_DATA EXTRACT_
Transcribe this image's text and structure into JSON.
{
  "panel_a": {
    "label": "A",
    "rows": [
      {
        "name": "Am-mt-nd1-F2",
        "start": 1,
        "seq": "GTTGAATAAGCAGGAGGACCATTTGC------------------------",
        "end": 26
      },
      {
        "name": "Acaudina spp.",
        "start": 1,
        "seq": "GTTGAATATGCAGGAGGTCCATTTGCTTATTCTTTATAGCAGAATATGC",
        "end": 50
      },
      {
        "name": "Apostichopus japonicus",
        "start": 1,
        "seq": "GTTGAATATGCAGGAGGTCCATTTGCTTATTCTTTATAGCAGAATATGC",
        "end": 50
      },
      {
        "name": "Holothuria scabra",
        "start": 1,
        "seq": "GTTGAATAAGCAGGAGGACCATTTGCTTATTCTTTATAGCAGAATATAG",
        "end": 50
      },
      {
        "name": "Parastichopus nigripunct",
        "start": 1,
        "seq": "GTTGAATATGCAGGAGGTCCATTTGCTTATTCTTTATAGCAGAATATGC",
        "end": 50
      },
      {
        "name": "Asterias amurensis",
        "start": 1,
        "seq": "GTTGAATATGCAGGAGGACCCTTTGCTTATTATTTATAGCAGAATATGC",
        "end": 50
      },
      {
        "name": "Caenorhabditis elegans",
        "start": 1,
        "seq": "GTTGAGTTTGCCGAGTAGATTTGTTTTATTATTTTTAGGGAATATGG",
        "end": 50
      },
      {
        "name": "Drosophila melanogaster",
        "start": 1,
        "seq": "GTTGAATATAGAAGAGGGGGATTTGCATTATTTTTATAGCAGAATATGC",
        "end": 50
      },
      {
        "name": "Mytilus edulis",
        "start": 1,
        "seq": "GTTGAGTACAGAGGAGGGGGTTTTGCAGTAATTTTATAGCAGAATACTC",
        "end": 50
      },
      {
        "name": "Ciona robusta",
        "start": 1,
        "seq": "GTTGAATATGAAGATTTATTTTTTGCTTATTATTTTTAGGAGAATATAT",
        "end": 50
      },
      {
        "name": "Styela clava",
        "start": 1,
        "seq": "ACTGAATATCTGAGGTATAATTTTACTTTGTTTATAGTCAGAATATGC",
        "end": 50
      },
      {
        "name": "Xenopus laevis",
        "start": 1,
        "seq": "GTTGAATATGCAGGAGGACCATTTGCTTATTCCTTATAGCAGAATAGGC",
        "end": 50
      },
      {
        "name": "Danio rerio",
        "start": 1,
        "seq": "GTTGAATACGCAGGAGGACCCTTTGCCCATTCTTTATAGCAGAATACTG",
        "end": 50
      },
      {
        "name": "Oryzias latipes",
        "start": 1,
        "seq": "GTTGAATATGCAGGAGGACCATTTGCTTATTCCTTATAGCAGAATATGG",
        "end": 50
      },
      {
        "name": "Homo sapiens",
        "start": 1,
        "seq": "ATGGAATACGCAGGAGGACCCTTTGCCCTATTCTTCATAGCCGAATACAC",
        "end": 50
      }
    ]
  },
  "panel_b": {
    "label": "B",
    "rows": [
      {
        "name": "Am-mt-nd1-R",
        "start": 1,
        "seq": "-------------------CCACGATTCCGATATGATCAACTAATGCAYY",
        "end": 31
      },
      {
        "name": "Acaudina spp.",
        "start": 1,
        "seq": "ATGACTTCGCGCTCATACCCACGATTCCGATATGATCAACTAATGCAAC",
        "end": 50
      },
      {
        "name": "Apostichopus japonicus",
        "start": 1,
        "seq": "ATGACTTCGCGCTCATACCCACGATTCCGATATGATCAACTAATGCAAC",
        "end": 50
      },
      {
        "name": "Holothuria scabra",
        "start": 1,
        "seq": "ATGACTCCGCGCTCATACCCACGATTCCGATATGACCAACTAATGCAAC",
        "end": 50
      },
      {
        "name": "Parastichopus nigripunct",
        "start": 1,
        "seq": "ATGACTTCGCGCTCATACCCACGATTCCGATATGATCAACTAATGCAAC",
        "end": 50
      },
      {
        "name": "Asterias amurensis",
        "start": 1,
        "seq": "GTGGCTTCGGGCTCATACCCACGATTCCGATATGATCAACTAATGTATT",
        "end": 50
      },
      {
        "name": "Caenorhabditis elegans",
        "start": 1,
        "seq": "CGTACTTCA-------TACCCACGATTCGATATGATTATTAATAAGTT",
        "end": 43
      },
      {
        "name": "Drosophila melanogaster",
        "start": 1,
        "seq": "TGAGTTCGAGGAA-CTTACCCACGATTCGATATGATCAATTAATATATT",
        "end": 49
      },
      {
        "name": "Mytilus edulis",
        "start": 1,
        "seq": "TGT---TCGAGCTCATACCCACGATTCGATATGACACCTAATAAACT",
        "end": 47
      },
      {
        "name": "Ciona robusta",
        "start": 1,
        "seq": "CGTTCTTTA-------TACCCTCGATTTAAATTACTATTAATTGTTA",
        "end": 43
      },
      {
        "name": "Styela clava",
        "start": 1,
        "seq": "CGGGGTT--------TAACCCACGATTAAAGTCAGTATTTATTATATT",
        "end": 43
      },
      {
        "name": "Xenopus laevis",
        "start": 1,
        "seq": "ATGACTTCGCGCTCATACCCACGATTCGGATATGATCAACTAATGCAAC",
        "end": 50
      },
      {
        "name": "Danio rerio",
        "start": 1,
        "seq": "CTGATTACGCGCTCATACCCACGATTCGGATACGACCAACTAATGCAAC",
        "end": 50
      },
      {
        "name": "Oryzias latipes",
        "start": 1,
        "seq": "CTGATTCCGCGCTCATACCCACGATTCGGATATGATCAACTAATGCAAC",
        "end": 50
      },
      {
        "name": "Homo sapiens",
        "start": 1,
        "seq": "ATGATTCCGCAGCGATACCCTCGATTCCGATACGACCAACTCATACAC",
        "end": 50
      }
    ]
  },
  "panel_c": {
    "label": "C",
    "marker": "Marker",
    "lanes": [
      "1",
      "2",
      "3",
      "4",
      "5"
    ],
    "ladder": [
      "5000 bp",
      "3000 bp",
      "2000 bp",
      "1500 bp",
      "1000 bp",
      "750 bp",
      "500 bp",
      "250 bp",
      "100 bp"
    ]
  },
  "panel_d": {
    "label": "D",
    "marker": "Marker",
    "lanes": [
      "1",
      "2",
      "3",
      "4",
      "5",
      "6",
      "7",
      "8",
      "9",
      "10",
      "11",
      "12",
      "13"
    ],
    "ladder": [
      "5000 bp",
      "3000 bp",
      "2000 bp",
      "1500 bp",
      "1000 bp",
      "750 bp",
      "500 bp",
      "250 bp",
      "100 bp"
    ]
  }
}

_TASK OBJECTIVE_
Make an exact copy of the data above.

_RESULT FOR THIS EXERCISE_
Transcribe this image's text and structure into JSON.
{
  "panel_a": {
    "label": "A",
    "rows": [
      {
        "name": "Am-mt-nd1-F2",
        "start": 1,
        "seq": "GTTGAATAAGCAGGAGGACCATTTGC------------------------",
        "end": 26
      },
      {
        "name": "Acaudina spp.",
        "start": 1,
        "seq": "GTTGAATATGCAGGAGGTCCATTTGCTTATTCTTTATAGCAGAATATGC",
        "end": 50
      },
      {
        "name": "Apostichopus japonicus",
        "start": 1,
        "seq": "GTTGAATATGCAGGAGGTCCATTTGCTTATTCTTTATAGCAGAATATGC",
        "end": 50
      },
      {
        "name": "Holothuria scabra",
        "start": 1,
        "seq": "GTTGAATAAGCAGGAGGACCATTTGCTTATTCTTTATAGCAGAATATAG",
        "end": 50
      },
      {
        "name": "Parastichopus nigripunct",
        "start": 1,
        "seq": "GTTGAATATGCAGGAGGTCCATTTGCTTATTCTTTATAGCAGAATATGC",
        "end": 50
      },
      {
        "name": "Asterias amurensis",
        "start": 1,
        "seq": "GTTGAATATGCAGGAGGACCCTTTGCTTATTATTTATAGCAGAATATGC",
        "end": 50
      },
      {
        "name": "Caenorhabditis elegans",
        "start": 1,
        "seq": "GTTGAGTTTGCCGAGTAGATTTGTTTTATTATTTTTAGGGAATATGG",
        "end": 50
      },
      {
        "name": "Drosophila melanogaster",
        "start": 1,
        "seq": "GTTGAATATAGAAGAGGGGGATTTGCATTATTTTTATAGCAGAATATGC",
        "end": 50
      },
      {
        "name": "Mytilus edulis",
        "start": 1,
        "seq": "GTTGAGTACAGAGGAGGGGGTTTTGCAGTAATTTTATAGCAGAATACTC",
        "end": 50
      },
      {
        "name": "Ciona robusta",
        "start": 1,
        "seq": "GTTGAATATGAAGATTTATTTTTTGCTTATTATTTTTAGGAGAATATAT",
        "end": 50
      },
      {
        "name": "Styela clava",
        "start": 1,
        "seq": "ACTGAATATCTGAGGTATAATTTTACTTTGTTTATAGTCAGAATATGC",
        "end": 50
      },
      {
        "name": "Xenopus laevis",
        "start": 1,
        "seq": "GTTGAATATGCAGGAGGACCATTTGCTTATTCCTTATAGCAGAATAGGC",
        "end": 50
      },
      {
        "name": "Danio rerio",
        "start": 1,
        "seq": "GTTGAATACGCAGGAGGACCCTTTGCCCATTCTTTATAGCAGAATACTG",
        "end": 50
      },
      {
        "name": "Oryzias latipes",
        "start": 1,
        "seq": "GTTGAATATGCAGGAGGACCATTTGCTTATTCCTTATAGCAGAATATGG",
        "end": 50
      },
      {
        "name": "Homo sapiens",
        "start": 1,
        "seq": "ATGGAATACGCAGGAGGACCCTTTGCCCTATTCTTCATAGCCGAATACAC",
        "end": 50
      }
    ]
  },
  "panel_b": {
    "label": "B",
    "rows": [
      {
        "name": "Am-mt-nd1-R",
        "start": 1,
        "seq": "-------------------CCACGATTCCGATATGATCAACTAATGCAYY",
        "end": 31
      },
      {
        "name": "Acaudina spp.",
        "start": 1,
        "seq": "ATGACTTCGCGCTCATACCCACGATTCCGATATGATCAACTAATGCAAC",
        "end": 50
      },
      {
        "name": "Apostichopus japonicus",
        "start": 1,
        "seq": "ATGACTTCGCGCTCATACCCACGATTCCGATATGATCAACTAATGCAAC",
        "end": 50
      },
      {
        "name": "Holothuria scabra",
        "start": 1,
        "seq": "ATGACTCCGCGCTCATACCCACGATTCCGATATGACCAACTAATGCAAC",
        "end": 50
      },
      {
        "name": "Parastichopus nigripunct",
        "start": 1,
        "seq": "ATGACTTCGCGCTCATACCCACGATTCCGATATGATCAACTAATGCAAC",
        "end": 50
      },
      {
        "name": "Asterias amurensis",
        "start": 1,
        "seq": "GTGGCTTCGGGCTCATACCCACGATTCCGATATGATCAACTAATGTATT",
        "end": 50
      },
      {
        "name": "Caenorhabditis elegans",
        "start": 1,
        "seq": "CGTACTTCA-------TACCCACGATTCGATATGATTATTAATAAGTT",
        "end": 43
      },
      {
        "name": "Drosophila melanogaster",
        "start": 1,
        "seq": "TGAGTTCGAGGAA-CTTACCCACGATTCGATATGATCAATTAATATATT",
        "end": 49
      },
      {
        "name": "Mytilus edulis",
        "start": 1,
        "seq": "TGT---TCGAGCTCATACCCACGATTCGATATGACACCTAATAAACT",
        "end": 47
      },
      {
        "name": "Ciona robusta",
        "start": 1,
        "seq": "CGTTCTTTA-------TACCCTCGATTTAAATTACTATTAATTGTTA",
        "end": 43
      },
      {
        "name": "Styela clava",
        "start": 1,
        "seq": "CGGGGTT--------TAACCCACGATTAAAGTCAGTATTTATTATATT",
        "end": 43
      },
      {
        "name": "Xenopus laevis",
        "start": 1,
        "seq": "ATGACTTCGCGCTCATACCCACGATTCGGATATGATCAACTAATGCAAC",
        "end": 50
      },
      {
        "name": "Danio rerio",
        "start": 1,
        "seq": "CTGATTACGCGCTCATACCCACGATTCGGATACGACCAACTAATGCAAC",
        "end": 50
      },
      {
        "name": "Oryzias latipes",
        "start": 1,
        "seq": "CTGATTCCGCGCTCATACCCACGATTCGGATATGATCAACTAATGCAAC",
        "end": 50
      },
      {
        "name": "Homo sapiens",
        "start": 1,
        "seq": "ATGATTCCGCAGCGATACCCTCGATTCCGATACGACCAACTCATACAC",
        "end": 50
      }
    ]
  },
  "panel_c": {
    "label": "C",
    "marker": "Marker",
    "lanes": [
      "1",
      "2",
      "3",
      "4",
      "5"
    ],
    "ladder": [
      "5000 bp",
      "3000 bp",
      "2000 bp",
      "1500 bp",
      "1000 bp",
      "750 bp",
      "500 bp",
      "250 bp",
      "100 bp"
    ]
  },
  "panel_d": {
    "label": "D",
    "marker": "Marker",
    "lanes": [
      "1",
      "2",
      "3",
      "4",
      "5",
      "6",
      "7",
      "8",
      "9",
      "10",
      "11",
      "12",
      "13"
    ],
    "ladder": [
      "5000 bp",
      "3000 bp",
      "2000 bp",
      "1500 bp",
      "1000 bp",
      "750 bp",
      "500 bp",
      "250 bp",
      "100 bp"
    ]
  }
}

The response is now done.